[start Task inputs]

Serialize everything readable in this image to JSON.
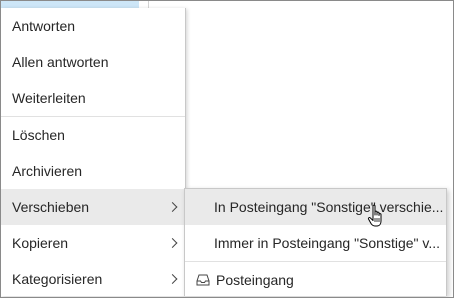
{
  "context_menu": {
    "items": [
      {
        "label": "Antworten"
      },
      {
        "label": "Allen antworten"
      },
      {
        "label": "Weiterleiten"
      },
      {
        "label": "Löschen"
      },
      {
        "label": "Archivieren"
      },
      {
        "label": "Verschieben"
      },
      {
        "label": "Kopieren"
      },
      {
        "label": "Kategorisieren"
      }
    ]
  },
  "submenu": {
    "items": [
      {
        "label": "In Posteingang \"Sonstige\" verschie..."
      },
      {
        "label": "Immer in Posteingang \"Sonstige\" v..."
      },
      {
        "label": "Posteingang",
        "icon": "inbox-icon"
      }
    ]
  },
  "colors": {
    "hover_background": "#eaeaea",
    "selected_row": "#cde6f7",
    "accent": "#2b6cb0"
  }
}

[end Task inputs]

> **What is asked**:
Search the data for "Sonstige" and list every line in which it occurs.

> **Answer to the problem**:
        "label": "In Posteingang \"Sonstige\" verschie..."
        "label": "Immer in Posteingang \"Sonstige\" v..."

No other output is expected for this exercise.